## GIVEN PROBLEM:
Reproduce every entry exactly, without alteration.

## RECORD EXCERPTS:
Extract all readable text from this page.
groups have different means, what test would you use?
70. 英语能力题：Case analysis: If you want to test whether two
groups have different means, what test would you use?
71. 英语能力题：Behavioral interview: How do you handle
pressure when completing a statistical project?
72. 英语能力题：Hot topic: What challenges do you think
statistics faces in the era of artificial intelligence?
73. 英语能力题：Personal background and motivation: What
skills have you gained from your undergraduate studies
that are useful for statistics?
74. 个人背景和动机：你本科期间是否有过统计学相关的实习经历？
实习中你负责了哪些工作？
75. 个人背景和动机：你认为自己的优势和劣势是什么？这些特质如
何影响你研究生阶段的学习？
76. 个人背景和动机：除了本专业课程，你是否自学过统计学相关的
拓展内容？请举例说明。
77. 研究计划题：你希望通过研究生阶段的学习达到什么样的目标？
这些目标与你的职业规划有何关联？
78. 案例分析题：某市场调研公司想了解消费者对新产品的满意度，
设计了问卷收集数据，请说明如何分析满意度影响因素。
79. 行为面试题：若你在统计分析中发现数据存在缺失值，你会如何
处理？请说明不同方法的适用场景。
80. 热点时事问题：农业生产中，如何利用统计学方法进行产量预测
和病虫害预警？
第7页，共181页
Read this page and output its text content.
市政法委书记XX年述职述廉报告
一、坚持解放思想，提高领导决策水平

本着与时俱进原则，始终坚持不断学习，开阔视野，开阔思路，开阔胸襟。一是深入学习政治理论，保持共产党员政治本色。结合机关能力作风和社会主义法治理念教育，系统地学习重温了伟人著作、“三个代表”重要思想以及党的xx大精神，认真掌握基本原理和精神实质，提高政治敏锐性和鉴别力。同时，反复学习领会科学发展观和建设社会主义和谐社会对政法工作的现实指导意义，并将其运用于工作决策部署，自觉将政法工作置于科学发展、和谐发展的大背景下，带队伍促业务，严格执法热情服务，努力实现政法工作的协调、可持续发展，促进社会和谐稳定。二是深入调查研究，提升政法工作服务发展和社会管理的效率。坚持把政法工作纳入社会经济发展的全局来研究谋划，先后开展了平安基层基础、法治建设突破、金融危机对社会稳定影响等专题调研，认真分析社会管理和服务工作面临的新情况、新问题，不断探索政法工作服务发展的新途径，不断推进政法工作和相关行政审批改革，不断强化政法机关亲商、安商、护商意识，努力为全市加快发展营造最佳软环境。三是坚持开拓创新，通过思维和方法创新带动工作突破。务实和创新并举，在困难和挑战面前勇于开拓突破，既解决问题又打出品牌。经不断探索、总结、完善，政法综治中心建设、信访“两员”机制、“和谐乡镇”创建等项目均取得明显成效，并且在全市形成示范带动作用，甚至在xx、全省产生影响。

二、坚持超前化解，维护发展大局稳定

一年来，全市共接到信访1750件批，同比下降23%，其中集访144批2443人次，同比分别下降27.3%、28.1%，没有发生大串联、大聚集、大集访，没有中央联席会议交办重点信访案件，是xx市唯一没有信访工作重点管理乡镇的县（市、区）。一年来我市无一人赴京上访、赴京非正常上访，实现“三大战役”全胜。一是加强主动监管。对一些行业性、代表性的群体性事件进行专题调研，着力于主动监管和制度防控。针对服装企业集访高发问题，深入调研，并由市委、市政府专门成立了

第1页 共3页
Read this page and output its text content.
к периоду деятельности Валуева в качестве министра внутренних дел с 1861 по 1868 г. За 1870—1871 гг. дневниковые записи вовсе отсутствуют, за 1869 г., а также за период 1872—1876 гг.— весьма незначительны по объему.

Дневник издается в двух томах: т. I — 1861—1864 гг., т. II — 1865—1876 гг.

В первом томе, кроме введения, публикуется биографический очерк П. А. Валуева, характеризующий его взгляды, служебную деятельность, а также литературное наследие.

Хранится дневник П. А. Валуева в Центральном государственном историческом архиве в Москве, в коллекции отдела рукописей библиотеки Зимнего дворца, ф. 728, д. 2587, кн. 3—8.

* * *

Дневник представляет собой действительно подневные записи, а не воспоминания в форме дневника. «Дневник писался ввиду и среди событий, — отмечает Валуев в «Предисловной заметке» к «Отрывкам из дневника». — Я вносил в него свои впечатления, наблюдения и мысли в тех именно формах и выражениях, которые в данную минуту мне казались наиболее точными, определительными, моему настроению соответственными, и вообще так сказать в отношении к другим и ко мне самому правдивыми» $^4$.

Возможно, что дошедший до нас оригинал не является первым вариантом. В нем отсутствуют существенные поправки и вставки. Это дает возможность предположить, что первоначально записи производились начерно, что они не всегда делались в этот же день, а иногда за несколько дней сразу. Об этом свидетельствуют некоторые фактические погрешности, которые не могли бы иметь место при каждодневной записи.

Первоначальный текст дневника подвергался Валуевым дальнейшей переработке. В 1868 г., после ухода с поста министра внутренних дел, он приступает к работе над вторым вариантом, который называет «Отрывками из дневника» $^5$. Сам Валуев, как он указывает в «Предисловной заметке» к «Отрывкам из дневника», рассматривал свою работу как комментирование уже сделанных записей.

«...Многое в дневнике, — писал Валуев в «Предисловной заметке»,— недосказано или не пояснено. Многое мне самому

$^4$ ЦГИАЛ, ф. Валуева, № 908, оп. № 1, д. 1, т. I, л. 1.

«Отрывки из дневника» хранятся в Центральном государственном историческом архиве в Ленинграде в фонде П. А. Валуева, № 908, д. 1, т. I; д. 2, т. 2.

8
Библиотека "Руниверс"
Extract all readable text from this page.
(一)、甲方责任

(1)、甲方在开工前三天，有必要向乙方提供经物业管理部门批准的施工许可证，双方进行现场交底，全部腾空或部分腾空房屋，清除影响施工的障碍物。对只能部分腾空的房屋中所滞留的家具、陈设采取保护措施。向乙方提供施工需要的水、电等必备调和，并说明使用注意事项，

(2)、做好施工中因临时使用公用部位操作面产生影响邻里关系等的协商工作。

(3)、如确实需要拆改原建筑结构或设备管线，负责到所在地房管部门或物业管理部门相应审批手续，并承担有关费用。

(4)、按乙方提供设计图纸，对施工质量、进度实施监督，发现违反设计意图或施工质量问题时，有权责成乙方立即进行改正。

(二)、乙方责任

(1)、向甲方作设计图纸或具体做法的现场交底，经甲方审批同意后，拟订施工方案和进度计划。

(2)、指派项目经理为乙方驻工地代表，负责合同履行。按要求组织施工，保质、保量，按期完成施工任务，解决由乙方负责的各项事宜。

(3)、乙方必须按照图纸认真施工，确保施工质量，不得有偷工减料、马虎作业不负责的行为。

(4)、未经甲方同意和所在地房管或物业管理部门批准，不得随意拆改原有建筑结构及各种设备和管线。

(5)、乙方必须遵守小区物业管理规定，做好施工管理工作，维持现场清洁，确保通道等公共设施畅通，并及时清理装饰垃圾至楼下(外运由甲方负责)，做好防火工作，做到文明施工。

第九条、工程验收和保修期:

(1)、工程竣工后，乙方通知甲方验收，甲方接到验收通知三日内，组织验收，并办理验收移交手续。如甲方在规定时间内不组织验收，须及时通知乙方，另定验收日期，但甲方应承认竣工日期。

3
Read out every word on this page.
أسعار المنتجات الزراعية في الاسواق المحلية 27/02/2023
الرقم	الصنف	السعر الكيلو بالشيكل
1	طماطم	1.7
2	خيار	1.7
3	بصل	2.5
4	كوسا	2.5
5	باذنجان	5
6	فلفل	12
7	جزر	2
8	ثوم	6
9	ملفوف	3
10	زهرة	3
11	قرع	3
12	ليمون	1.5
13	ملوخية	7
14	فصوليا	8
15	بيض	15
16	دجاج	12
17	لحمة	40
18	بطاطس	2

## SOLUTION TO THIS PROBLEM:
Extract all readable text from this page.
groups have different means, what test would you use?
70. 英语能力题：Case analysis: If you want to test whether two
groups have different means, what test would you use?
71. 英语能力题：Behavioral interview: How do you handle
pressure when completing a statistical project?
72. 英语能力题：Hot topic: What challenges do you think
statistics faces in the era of artificial intelligence?
73. 英语能力题：Personal background and motivation: What
skills have you gained from your undergraduate studies
that are useful for statistics?
74. 个人背景和动机：你本科期间是否有过统计学相关的实习经历？
实习中你负责了哪些工作？
75. 个人背景和动机：你认为自己的优势和劣势是什么？这些特质如
何影响你研究生阶段的学习？
76. 个人背景和动机：除了本专业课程，你是否自学过统计学相关的
拓展内容？请举例说明。
77. 研究计划题：你希望通过研究生阶段的学习达到什么样的目标？
这些目标与你的职业规划有何关联？
78. 案例分析题：某市场调研公司想了解消费者对新产品的满意度，
设计了问卷收集数据，请说明如何分析满意度影响因素。
79. 行为面试题：若你在统计分析中发现数据存在缺失值，你会如何
处理？请说明不同方法的适用场景。
80. 热点时事问题：农业生产中，如何利用统计学方法进行产量预测
和病虫害预警？
第7页，共181页
Read this page and output its text content.
市政法委书记XX年述职述廉报告
一、坚持解放思想，提高领导决策水平

本着与时俱进原则，始终坚持不断学习，开阔视野，开阔思路，开阔胸襟。一是深入学习政治理论，保持共产党员政治本色。结合机关能力作风和社会主义法治理念教育，系统地学习重温了伟人著作、“三个代表”重要思想以及党的xx大精神，认真掌握基本原理和精神实质，提高政治敏锐性和鉴别力。同时，反复学习领会科学发展观和建设社会主义和谐社会对政法工作的现实指导意义，并将其运用于工作决策部署，自觉将政法工作置于科学发展、和谐发展的大背景下，带队伍促业务，严格执法热情服务，努力实现政法工作的协调、可持续发展，促进社会和谐稳定。二是深入调查研究，提升政法工作服务发展和社会管理的效率。坚持把政法工作纳入社会经济发展的全局来研究谋划，先后开展了平安基层基础、法治建设突破、金融危机对社会稳定影响等专题调研，认真分析社会管理和服务工作面临的新情况、新问题，不断探索政法工作服务发展的新途径，不断推进政法工作和相关行政审批改革，不断强化政法机关亲商、安商、护商意识，努力为全市加快发展营造最佳软环境。三是坚持开拓创新，通过思维和方法创新带动工作突破。务实和创新并举，在困难和挑战面前勇于开拓突破，既解决问题又打出品牌。经不断探索、总结、完善，政法综治中心建设、信访“两员”机制、“和谐乡镇”创建等项目均取得明显成效，并且在全市形成示范带动作用，甚至在xx、全省产生影响。

二、坚持超前化解，维护发展大局稳定

一年来，全市共接到信访1750件批，同比下降23%，其中集访144批2443人次，同比分别下降27.3%、28.1%，没有发生大串联、大聚集、大集访，没有中央联席会议交办重点信访案件，是xx市唯一没有信访工作重点管理乡镇的县（市、区）。一年来我市无一人赴京上访、赴京非正常上访，实现“三大战役”全胜。一是加强主动监管。对一些行业性、代表性的群体性事件进行专题调研，着力于主动监管和制度防控。针对服装企业集访高发问题，深入调研，并由市委、市政府专门成立了

第1页 共3页
Read this page and output its text content.
к периоду деятельности Валуева в качестве министра внутренних дел с 1861 по 1868 г. За 1870—1871 гг. дневниковые записи вовсе отсутствуют, за 1869 г., а также за период 1872—1876 гг.— весьма незначительны по объему.

Дневник издается в двух томах: т. I — 1861—1864 гг., т. II — 1865—1876 гг.

В первом томе, кроме введения, публикуется биографический очерк П. А. Валуева, характеризующий его взгляды, служебную деятельность, а также литературное наследие.

Хранится дневник П. А. Валуева в Центральном государственном историческом архиве в Москве, в коллекции отдела рукописей библиотеки Зимнего дворца, ф. 728, д. 2587, кн. 3—8.

* * *

Дневник представляет собой действительно подневные записи, а не воспоминания в форме дневника. «Дневник писался ввиду и среди событий, — отмечает Валуев в «Предисловной заметке» к «Отрывкам из дневника». — Я вносил в него свои впечатления, наблюдения и мысли в тех именно формах и выражениях, которые в данную минуту мне казались наиболее точными, определительными, моему настроению соответственными, и вообще так сказать в отношении к другим и ко мне самому правдивыми» $^4$.

Возможно, что дошедший до нас оригинал не является первым вариантом. В нем отсутствуют существенные поправки и вставки. Это дает возможность предположить, что первоначально записи производились начерно, что они не всегда делались в этот же день, а иногда за несколько дней сразу. Об этом свидетельствуют некоторые фактические погрешности, которые не могли бы иметь место при каждодневной записи.

Первоначальный текст дневника подвергался Валуевым дальнейшей переработке. В 1868 г., после ухода с поста министра внутренних дел, он приступает к работе над вторым вариантом, который называет «Отрывками из дневника» $^5$. Сам Валуев, как он указывает в «Предисловной заметке» к «Отрывкам из дневника», рассматривал свою работу как комментирование уже сделанных записей.

«...Многое в дневнике, — писал Валуев в «Предисловной заметке»,— недосказано или не пояснено. Многое мне самому

$^4$ ЦГИАЛ, ф. Валуева, № 908, оп. № 1, д. 1, т. I, л. 1.

«Отрывки из дневника» хранятся в Центральном государственном историческом архиве в Ленинграде в фонде П. А. Валуева, № 908, д. 1, т. I; д. 2, т. 2.

8
Библиотека "Руниверс"
Extract all readable text from this page.
(一)、甲方责任

(1)、甲方在开工前三天，有必要向乙方提供经物业管理部门批准的施工许可证，双方进行现场交底，全部腾空或部分腾空房屋，清除影响施工的障碍物。对只能部分腾空的房屋中所滞留的家具、陈设采取保护措施。向乙方提供施工需要的水、电等必备调和，并说明使用注意事项，

(2)、做好施工中因临时使用公用部位操作面产生影响邻里关系等的协商工作。

(3)、如确实需要拆改原建筑结构或设备管线，负责到所在地房管部门或物业管理部门相应审批手续，并承担有关费用。

(4)、按乙方提供设计图纸，对施工质量、进度实施监督，发现违反设计意图或施工质量问题时，有权责成乙方立即进行改正。

(二)、乙方责任

(1)、向甲方作设计图纸或具体做法的现场交底，经甲方审批同意后，拟订施工方案和进度计划。

(2)、指派项目经理为乙方驻工地代表，负责合同履行。按要求组织施工，保质、保量，按期完成施工任务，解决由乙方负责的各项事宜。

(3)、乙方必须按照图纸认真施工，确保施工质量，不得有偷工减料、马虎作业不负责的行为。

(4)、未经甲方同意和所在地房管或物业管理部门批准，不得随意拆改原有建筑结构及各种设备和管线。

(5)、乙方必须遵守小区物业管理规定，做好施工管理工作，维持现场清洁，确保通道等公共设施畅通，并及时清理装饰垃圾至楼下(外运由甲方负责)，做好防火工作，做到文明施工。

第九条、工程验收和保修期:

(1)、工程竣工后，乙方通知甲方验收，甲方接到验收通知三日内，组织验收，并办理验收移交手续。如甲方在规定时间内不组织验收，须及时通知乙方，另定验收日期，但甲方应承认竣工日期。

3
Read out every word on this page.
أسعار المنتجات الزراعية في الاسواق المحلية 27/02/2023
الرقم	الصنف	السعر الكيلو بالشيكل
1	طماطم	1.7
2	خيار	1.7
3	بصل	2.5
4	كوسا	2.5
5	باذنجان	5
6	فلفل	12
7	جزر	2
8	ثوم	6
9	ملفوف	3
10	زهرة	3
11	قرع	3
12	ليمون	1.5
13	ملوخية	7
14	فصوليا	8
15	بيض	15
16	دجاج	12
17	لحمة	40
18	بطاطس	2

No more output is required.